Given instruction: Scan the material below for the string "sets", and copy every line where it shows up.

Recorded data:
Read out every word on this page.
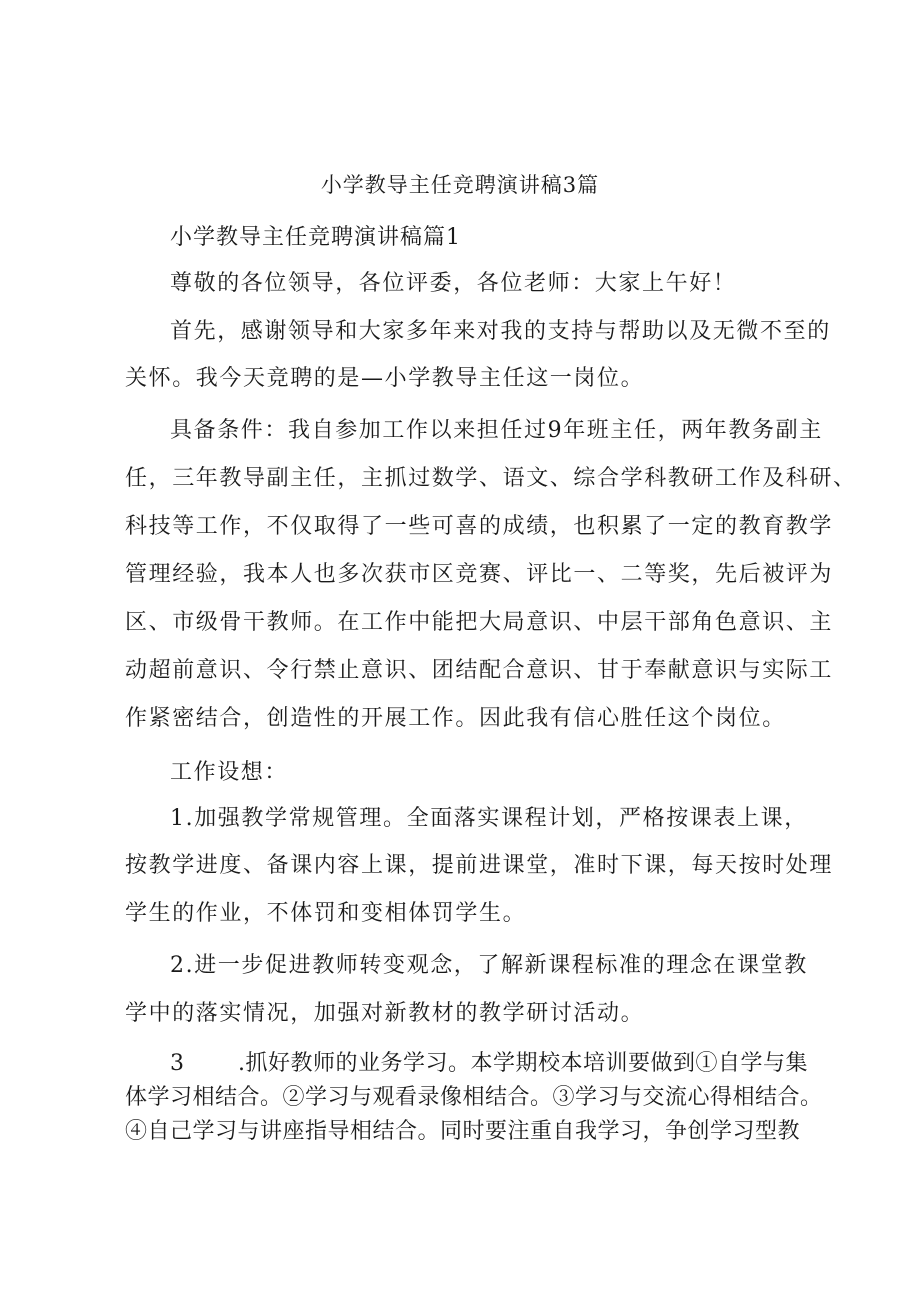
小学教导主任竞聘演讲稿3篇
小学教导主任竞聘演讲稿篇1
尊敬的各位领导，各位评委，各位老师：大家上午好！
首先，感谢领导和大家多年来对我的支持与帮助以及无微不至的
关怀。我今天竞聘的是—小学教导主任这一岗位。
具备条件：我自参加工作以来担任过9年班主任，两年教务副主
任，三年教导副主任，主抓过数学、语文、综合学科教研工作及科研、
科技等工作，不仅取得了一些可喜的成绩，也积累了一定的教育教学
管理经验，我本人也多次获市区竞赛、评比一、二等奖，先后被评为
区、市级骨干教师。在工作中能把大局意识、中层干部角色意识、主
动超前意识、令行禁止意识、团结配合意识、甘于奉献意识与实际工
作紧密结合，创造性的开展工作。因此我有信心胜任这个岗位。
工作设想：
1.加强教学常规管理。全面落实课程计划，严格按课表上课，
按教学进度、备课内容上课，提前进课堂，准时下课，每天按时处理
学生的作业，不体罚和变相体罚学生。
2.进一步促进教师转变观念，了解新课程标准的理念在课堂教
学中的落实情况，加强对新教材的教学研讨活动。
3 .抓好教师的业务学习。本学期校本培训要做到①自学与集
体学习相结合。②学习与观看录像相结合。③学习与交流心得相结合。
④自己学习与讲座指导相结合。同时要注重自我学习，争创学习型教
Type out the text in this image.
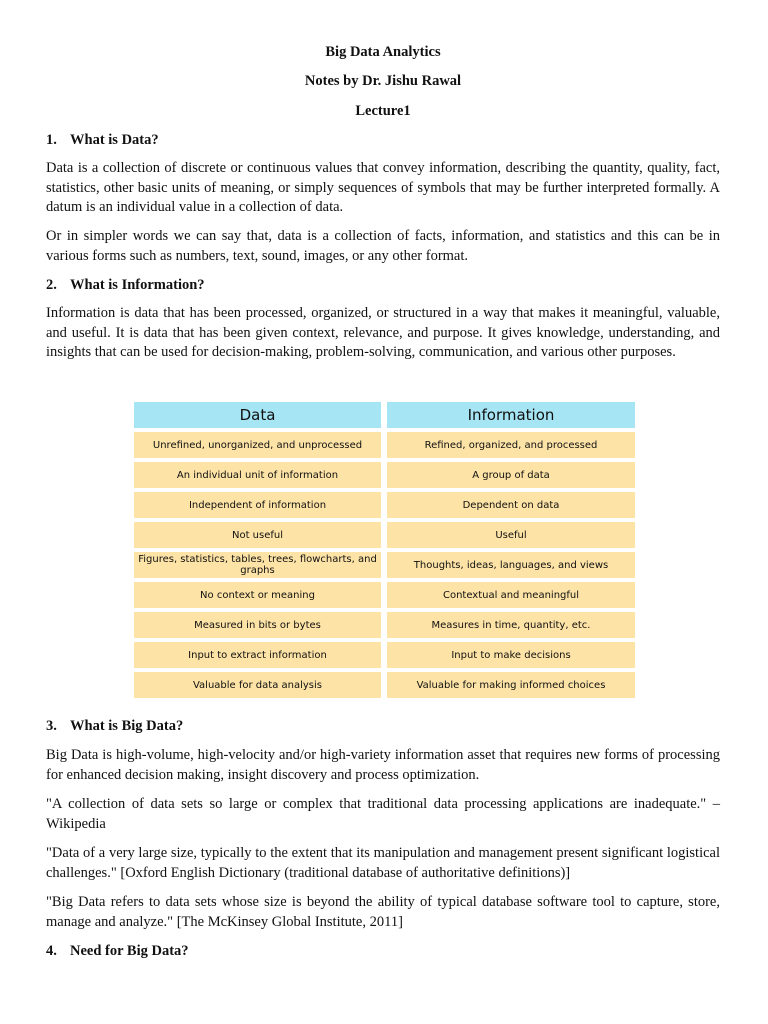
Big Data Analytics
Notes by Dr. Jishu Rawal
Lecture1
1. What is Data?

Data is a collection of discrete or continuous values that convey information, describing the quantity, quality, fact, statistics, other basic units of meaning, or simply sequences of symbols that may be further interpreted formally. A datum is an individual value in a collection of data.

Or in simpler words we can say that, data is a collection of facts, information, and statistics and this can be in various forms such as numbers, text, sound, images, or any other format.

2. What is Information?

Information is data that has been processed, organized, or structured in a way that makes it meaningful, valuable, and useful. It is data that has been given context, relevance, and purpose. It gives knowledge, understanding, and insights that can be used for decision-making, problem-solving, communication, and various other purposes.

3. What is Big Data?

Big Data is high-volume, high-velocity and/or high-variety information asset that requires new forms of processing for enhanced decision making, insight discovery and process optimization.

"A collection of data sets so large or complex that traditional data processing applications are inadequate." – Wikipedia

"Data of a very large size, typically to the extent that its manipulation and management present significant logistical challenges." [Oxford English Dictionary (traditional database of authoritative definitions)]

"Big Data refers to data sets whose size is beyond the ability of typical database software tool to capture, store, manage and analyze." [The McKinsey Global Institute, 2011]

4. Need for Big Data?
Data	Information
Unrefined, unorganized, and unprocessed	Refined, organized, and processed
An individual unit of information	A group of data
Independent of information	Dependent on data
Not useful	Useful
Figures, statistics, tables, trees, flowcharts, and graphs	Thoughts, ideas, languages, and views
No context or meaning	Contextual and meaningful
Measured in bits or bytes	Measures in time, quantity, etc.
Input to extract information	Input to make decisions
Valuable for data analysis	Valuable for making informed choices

Solved exercise:
"A collection of data sets so large or complex that traditional data processing applications are inadequate." – Wikipedia
"Big Data refers to data sets whose size is beyond the ability of typical database software tool to capture, store, manage and analyze." [The McKinsey Global Institute, 2011]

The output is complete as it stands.